What to do: Copy, from the entries below, each line where the word "type" can be found.

____

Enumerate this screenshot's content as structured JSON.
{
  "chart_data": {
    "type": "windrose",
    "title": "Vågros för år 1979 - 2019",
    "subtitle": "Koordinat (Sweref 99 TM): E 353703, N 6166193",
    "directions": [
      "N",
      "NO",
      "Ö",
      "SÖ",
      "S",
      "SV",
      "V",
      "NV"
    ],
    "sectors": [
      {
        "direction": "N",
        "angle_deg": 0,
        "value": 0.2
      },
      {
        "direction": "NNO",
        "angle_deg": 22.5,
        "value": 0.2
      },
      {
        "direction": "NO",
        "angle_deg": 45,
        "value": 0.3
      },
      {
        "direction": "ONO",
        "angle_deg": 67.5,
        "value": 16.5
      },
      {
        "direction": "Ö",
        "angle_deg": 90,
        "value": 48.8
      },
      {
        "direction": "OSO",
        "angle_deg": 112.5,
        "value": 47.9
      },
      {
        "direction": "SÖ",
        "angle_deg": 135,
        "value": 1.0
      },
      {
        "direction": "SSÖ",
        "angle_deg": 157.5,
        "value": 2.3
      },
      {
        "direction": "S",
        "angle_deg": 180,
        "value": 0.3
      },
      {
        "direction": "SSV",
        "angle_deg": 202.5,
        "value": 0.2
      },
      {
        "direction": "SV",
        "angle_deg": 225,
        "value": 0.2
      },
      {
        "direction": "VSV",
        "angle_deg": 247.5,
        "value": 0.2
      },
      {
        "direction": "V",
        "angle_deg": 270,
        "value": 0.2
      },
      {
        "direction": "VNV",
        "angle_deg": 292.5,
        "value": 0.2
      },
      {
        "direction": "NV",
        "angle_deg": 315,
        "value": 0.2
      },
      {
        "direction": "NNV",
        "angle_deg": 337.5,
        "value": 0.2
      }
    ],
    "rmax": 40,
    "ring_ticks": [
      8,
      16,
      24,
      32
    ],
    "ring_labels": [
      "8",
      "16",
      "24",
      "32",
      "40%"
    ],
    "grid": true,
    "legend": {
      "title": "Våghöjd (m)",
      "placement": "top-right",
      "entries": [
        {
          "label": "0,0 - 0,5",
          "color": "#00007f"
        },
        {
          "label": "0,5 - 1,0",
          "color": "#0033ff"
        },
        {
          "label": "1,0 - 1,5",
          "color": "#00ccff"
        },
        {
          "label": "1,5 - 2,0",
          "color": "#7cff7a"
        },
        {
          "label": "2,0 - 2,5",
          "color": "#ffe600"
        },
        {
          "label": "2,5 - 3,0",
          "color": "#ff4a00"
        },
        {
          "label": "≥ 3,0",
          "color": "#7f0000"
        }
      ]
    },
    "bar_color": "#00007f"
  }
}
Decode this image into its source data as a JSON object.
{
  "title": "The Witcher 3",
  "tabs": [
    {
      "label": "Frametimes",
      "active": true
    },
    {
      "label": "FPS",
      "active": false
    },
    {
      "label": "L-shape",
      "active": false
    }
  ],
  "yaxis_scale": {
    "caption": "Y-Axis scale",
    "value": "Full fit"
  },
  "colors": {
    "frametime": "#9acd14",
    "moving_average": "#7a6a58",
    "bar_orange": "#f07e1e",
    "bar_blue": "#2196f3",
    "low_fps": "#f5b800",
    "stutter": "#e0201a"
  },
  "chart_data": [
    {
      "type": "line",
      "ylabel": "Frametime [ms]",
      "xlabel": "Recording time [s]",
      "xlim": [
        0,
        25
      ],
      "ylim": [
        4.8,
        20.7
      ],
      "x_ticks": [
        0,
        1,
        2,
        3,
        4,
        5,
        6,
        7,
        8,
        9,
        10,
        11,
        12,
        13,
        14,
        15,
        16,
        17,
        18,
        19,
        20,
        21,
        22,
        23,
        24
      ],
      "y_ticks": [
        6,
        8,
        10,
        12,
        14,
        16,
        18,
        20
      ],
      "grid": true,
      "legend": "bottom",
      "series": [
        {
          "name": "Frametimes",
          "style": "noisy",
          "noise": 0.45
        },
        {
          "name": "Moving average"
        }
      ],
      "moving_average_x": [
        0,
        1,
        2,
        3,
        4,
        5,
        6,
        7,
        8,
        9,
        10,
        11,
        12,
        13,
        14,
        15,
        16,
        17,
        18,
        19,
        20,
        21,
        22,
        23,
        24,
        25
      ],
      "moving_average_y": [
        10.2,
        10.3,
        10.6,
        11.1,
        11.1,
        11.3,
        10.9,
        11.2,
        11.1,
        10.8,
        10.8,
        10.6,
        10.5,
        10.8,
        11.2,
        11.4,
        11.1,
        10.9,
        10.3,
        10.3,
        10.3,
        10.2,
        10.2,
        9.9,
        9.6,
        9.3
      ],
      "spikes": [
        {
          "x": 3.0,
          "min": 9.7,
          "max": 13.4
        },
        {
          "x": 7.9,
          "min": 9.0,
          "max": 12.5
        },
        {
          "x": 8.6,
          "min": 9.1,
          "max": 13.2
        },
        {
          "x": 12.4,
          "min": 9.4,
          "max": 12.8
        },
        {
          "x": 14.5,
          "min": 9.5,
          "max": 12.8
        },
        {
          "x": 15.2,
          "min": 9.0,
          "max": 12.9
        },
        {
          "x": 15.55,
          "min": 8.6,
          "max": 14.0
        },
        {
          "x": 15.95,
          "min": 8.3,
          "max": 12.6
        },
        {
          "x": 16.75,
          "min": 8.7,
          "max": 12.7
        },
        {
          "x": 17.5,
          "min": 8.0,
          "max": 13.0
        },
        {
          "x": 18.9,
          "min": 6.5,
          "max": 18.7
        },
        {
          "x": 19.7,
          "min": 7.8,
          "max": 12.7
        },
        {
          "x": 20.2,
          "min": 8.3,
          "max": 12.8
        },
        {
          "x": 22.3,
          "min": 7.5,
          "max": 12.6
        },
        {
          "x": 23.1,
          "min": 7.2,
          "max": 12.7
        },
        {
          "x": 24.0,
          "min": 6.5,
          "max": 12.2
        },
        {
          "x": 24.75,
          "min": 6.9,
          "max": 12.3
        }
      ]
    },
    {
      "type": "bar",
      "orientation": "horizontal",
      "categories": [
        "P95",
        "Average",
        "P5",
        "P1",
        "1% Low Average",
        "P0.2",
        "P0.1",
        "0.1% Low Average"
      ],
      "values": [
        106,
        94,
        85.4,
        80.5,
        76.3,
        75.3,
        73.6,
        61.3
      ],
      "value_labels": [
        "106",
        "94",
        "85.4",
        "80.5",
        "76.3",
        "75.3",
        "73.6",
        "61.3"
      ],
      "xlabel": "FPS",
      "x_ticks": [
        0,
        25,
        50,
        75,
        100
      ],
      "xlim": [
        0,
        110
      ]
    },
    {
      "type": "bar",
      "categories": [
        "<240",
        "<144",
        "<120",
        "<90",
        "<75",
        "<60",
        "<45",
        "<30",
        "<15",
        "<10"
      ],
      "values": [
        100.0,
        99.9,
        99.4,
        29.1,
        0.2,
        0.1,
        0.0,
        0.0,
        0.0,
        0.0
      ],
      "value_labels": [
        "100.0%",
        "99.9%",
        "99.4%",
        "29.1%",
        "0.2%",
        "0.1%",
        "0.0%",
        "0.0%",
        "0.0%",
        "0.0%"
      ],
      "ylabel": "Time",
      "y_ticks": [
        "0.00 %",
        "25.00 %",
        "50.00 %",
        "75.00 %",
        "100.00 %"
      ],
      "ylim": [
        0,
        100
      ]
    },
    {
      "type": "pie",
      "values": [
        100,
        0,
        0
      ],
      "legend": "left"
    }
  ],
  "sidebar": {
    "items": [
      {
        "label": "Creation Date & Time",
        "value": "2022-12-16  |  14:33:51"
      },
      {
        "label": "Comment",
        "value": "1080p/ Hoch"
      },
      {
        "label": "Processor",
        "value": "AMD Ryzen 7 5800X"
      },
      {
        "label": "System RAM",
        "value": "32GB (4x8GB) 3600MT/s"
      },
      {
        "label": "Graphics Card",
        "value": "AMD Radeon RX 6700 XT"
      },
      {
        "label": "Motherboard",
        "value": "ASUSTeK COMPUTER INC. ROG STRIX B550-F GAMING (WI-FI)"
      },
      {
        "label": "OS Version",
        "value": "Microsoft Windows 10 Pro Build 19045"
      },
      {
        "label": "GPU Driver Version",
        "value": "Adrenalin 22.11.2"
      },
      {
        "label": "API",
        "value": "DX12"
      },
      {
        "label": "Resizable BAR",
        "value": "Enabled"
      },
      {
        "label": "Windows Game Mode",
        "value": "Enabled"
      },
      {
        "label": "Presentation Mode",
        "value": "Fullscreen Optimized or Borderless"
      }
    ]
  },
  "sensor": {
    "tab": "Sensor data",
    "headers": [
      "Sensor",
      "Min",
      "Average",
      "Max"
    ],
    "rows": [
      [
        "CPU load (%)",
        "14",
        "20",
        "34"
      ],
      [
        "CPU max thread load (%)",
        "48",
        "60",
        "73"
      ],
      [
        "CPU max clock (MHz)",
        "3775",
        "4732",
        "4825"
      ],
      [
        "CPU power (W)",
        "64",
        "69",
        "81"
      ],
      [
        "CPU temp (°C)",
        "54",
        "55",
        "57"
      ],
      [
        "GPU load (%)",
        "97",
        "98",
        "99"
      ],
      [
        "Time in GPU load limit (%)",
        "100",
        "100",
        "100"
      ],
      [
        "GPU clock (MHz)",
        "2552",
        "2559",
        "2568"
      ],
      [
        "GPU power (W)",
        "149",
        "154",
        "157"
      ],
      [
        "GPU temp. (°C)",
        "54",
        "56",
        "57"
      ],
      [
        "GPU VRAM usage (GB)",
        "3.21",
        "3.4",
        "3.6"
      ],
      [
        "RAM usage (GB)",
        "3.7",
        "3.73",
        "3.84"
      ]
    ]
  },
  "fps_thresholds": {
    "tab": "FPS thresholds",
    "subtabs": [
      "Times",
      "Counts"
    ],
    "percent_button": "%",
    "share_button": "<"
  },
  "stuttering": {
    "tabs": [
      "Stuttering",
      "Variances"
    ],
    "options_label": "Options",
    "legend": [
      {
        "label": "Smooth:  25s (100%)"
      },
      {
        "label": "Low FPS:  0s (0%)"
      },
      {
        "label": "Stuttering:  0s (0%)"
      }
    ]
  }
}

____

Exercise result:
    "type": "windrose",
      "type": "line",
      "type": "bar",
      "type": "bar",
      "type": "pie",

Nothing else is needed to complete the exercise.